SHORT TASK: Determine which lines of the records include the word "Death", and copy them.

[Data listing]
..............................

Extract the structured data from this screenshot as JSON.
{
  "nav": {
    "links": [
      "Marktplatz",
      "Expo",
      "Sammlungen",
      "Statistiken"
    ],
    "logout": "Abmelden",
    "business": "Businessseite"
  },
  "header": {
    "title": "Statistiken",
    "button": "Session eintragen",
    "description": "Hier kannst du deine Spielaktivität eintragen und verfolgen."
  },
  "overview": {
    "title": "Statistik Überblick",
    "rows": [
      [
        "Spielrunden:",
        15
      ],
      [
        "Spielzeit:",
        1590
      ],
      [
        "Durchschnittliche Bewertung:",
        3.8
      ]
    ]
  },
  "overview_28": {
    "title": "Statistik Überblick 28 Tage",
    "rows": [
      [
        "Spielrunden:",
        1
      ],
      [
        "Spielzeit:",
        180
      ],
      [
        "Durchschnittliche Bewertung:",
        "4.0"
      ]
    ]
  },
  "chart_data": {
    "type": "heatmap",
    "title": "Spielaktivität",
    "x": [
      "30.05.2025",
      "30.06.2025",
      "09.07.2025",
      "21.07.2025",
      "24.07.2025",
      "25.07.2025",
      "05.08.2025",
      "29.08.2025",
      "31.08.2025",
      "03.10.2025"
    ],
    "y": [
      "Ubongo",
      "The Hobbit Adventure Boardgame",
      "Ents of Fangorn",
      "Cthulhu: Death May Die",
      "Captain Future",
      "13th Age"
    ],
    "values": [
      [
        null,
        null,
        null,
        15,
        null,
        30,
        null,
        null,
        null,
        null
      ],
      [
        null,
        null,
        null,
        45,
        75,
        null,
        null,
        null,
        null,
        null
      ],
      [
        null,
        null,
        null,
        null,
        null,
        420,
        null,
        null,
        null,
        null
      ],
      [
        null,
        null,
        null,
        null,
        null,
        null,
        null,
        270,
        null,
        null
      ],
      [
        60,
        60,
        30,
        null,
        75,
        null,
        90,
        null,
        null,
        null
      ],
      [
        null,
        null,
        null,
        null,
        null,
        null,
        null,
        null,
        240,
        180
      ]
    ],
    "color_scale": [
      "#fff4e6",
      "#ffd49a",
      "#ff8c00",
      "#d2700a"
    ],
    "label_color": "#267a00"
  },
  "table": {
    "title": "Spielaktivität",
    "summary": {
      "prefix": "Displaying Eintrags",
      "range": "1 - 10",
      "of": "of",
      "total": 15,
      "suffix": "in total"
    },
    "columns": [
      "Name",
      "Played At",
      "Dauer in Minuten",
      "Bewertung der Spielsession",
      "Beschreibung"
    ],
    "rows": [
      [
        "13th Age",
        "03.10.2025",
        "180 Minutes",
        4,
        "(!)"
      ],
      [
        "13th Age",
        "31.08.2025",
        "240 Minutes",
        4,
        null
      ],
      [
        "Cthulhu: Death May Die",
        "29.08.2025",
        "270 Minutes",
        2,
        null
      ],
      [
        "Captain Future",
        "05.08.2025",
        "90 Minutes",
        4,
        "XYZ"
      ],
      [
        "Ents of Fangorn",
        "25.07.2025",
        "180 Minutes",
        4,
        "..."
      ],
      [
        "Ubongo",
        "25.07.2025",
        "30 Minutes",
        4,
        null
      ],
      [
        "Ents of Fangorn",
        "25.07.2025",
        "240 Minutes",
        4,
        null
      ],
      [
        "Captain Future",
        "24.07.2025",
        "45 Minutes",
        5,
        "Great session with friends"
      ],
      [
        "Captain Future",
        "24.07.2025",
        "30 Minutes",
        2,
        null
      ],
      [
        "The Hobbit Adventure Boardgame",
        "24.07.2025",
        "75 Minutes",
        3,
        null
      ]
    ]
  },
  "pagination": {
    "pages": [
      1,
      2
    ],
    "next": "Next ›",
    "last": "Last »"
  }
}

..............................

EXPECTED ANSWER:
      "Cthulhu: Death May Die",
        "Cthulhu: Death May Die",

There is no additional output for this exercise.